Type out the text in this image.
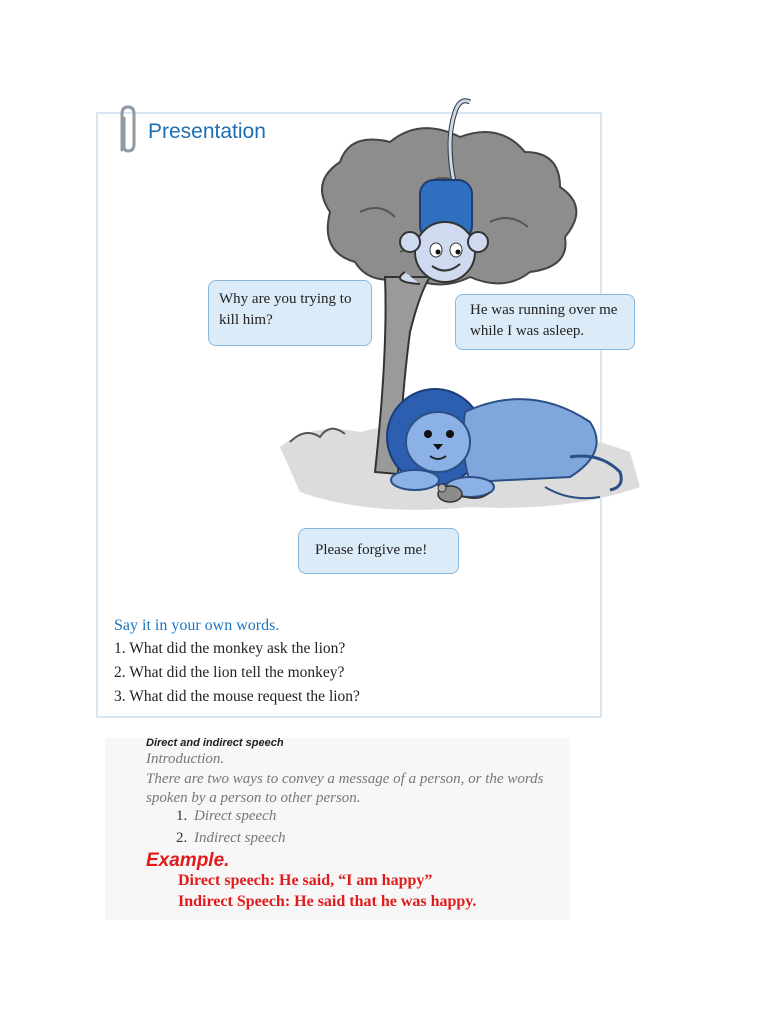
Presentation
Why are you trying to kill him?
He was running over me while I was asleep.
Please forgive me!
Say it in your own words.
1. What did the monkey ask the lion?
2. What did the lion tell the monkey?
3. What did the mouse request the lion?
Direct and indirect speech
Introduction.
There are two ways to convey a message of a person, or the words spoken by a person to other person.
1. Direct speech
2. Indirect speech
Example.
Direct speech: He said, “I am happy”
Indirect Speech: He said that he was happy.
+-------+
DIRECTIONS: All the lines above are to be reproduced exactly, except the pictures.

CORRECT RESPONSE:
Type out the text in this image.
Presentation
Why are you trying to kill him?
He was running over me while I was asleep.
Please forgive me!
Say it in your own words.
1. What did the monkey ask the lion?
2. What did the lion tell the monkey?
3. What did the mouse request the lion?
Direct and indirect speech
Introduction.
There are two ways to convey a message of a person, or the words spoken by a person to other person.
1. Direct speech
2. Indirect speech
Example.
Direct speech: He said, “I am happy”
Indirect Speech: He said that he was happy.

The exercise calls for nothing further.